- _DOCUMENT_
Solution: Batch counting
Search Implementation
| Component | Technology | Purpose |
|---|---|---|
| Primary search | Elasticsearch | Full-text search on titles, descriptions |
| Autocomplete | Trie/Prefix tree | Instant suggestions |
| Trending | Redis | Fast access to popular searches |
Step 9: Handling Failures
Upload Failures
| Failure | Detection | Recovery |
|---|---|---|
| Network timeout | Client timeout | Resume from last chunk |
| Corrupt chunk | Checksum mismatch | Retry chunk upload |
| Storage failure | Write error | Retry to different region |
Encoding Failures
| Failure | Detection | Recovery |
|---|---|---|
| Worker crash | Heartbeat timeout | Re-queue segment |
| Corrupt output | Validation check | Re-encode |
| Resource exhaustion | OOM error | Smaller segments |
Playback Failures
| Failure | Detection | Recovery |
|---|---|---|
| CDN cache miss | 404 response | Fetch from origin |
| Quality unavailable | Manifest lookup | Fall back to lower quality |
| Network degradation | Buffering events | Switch to lower bitrate |
Step 10: Cost Optimization
Video platforms are expensive. Key cost drivers:
| Cost Area | At YouTube Scale | Optimization |
|---|---|---|
| Storage | 700+ PB | Tiered storage, dedup |
| CDN/Bandwidth | Massive | Private network, peering |
| Encoding | 500 hrs/min uploaded | Efficient codecs, parallelization |
| Compute | Transcoding, ML | Spot instances, efficient scheduling |
Codec Evolution
| Codec | Bitrate Savings | Adoption |
|---|---|---|
| H.264 | Baseline | Universal |
| H.265/HEVC | 25-50% vs H.264 | Growing |
| VP9 | 30-50% vs H.264 | YouTube default |
| AV1 | 30% vs VP9 | New standard |
YouTube aggressively pushes VP9/AV1 to reduce bandwidth costs.

Bounding box entries
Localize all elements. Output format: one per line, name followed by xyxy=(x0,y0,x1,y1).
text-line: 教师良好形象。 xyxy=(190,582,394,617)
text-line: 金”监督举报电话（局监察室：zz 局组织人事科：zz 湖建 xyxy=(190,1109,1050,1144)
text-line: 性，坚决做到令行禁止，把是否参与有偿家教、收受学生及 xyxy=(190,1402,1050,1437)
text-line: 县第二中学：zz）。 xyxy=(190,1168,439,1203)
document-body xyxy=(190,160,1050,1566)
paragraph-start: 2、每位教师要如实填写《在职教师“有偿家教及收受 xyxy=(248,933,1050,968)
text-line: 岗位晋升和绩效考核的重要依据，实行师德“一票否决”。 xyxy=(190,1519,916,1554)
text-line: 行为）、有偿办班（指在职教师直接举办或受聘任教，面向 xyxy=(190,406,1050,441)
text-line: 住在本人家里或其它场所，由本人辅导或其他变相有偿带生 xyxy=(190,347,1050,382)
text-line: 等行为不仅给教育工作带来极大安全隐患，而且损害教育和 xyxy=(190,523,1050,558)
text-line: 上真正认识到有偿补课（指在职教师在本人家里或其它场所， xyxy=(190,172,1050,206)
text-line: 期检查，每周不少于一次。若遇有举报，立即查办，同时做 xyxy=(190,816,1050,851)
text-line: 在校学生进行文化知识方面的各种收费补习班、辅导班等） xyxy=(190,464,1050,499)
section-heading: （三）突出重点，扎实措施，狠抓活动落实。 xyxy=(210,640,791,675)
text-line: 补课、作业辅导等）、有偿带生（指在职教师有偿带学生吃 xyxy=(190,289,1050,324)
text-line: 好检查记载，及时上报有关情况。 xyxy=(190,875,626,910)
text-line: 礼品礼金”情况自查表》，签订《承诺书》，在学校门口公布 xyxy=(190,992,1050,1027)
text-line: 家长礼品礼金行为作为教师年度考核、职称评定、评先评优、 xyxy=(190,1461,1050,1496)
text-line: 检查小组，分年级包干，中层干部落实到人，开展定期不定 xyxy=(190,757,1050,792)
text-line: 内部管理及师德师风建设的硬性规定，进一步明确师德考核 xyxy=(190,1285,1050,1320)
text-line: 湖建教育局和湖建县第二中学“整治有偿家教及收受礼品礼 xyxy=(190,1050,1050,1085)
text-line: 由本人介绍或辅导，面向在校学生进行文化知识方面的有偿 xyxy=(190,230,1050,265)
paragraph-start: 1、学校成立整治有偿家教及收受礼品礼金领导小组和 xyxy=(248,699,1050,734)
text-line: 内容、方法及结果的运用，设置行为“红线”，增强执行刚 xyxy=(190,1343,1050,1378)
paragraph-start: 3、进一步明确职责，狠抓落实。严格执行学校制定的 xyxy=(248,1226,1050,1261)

- _WORK TO DO_
**a.** Extract the full video platform text word for word.
**b.** Edit the records from their first line through the line containing "text-line: 行为）、有偿办班（指在职教师直接举办或受聘任教，面向 xyxy=(190,406,1050,441)", changing "text-line" to "line" and keeping everything else the same. Return only those lines.
The video platform text and the records were taken from unrelated sources.

- _SOLUTIONS TO THE PROBLEMS_
**a.**
Solution: Batch counting
Search Implementation
| Component | Technology | Purpose |
|---|---|---|
| Primary search | Elasticsearch | Full-text search on titles, descriptions |
| Autocomplete | Trie/Prefix tree | Instant suggestions |
| Trending | Redis | Fast access to popular searches |
Step 9: Handling Failures
Upload Failures
| Failure | Detection | Recovery |
|---|---|---|
| Network timeout | Client timeout | Resume from last chunk |
| Corrupt chunk | Checksum mismatch | Retry chunk upload |
| Storage failure | Write error | Retry to different region |
Encoding Failures
| Failure | Detection | Recovery |
|---|---|---|
| Worker crash | Heartbeat timeout | Re-queue segment |
| Corrupt output | Validation check | Re-encode |
| Resource exhaustion | OOM error | Smaller segments |
Playback Failures
| Failure | Detection | Recovery |
|---|---|---|
| CDN cache miss | 404 response | Fetch from origin |
| Quality unavailable | Manifest lookup | Fall back to lower quality |
| Network degradation | Buffering events | Switch to lower bitrate |
Step 10: Cost Optimization
Video platforms are expensive. Key cost drivers:
| Cost Area | At YouTube Scale | Optimization |
|---|---|---|
| Storage | 700+ PB | Tiered storage, dedup |
| CDN/Bandwidth | Massive | Private network, peering |
| Encoding | 500 hrs/min uploaded | Efficient codecs, parallelization |
| Compute | Transcoding, ML | Spot instances, efficient scheduling |
Codec Evolution
| Codec | Bitrate Savings | Adoption |
|---|---|---|
| H.264 | Baseline | Universal |
| H.265/HEVC | 25-50% vs H.264 | Growing |
| VP9 | 30-50% vs H.264 | YouTube default |
| AV1 | 30% vs VP9 | New standard |
YouTube aggressively pushes VP9/AV1 to reduce bandwidth costs.

**b.**
Localize all elements. Output format: one per line, name followed by xyxy=(x0,y0,x1,y1).
line: 教师良好形象。 xyxy=(190,582,394,617)
line: 金”监督举报电话（局监察室：zz 局组织人事科：zz 湖建 xyxy=(190,1109,1050,1144)
line: 性，坚决做到令行禁止，把是否参与有偿家教、收受学生及 xyxy=(190,1402,1050,1437)
line: 县第二中学：zz）。 xyxy=(190,1168,439,1203)
document-body xyxy=(190,160,1050,1566)
paragraph-start: 2、每位教师要如实填写《在职教师“有偿家教及收受 xyxy=(248,933,1050,968)
line: 岗位晋升和绩效考核的重要依据，实行师德“一票否决”。 xyxy=(190,1519,916,1554)
line: 行为）、有偿办班（指在职教师直接举办或受聘任教，面向 xyxy=(190,406,1050,441)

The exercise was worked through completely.